(Stored data entries)
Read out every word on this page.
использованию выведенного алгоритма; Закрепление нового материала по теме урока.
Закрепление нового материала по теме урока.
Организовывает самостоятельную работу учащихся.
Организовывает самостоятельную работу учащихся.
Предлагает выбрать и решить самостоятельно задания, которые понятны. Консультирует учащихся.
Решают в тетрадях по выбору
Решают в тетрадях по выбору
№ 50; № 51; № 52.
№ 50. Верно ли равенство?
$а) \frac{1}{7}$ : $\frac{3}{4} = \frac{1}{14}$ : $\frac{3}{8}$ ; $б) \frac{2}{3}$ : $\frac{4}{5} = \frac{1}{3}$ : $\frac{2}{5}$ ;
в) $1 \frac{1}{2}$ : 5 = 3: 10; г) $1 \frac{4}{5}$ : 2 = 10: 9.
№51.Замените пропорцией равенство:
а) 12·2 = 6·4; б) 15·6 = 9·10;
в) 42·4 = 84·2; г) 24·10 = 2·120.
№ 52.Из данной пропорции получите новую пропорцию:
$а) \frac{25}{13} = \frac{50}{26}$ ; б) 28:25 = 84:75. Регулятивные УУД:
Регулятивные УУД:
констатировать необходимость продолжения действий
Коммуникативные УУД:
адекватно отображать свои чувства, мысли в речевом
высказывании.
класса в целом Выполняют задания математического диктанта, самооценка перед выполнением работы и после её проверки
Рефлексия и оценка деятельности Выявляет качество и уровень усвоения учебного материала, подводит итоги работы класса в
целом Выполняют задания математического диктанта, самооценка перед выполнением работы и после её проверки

- [WRITTEN TASK]: Show every line where the string "урока" appears.

- [TASK OUTPUT]:
использованию выведенного алгоритма; Закрепление нового материала по теме урока.
Закрепление нового материала по теме урока.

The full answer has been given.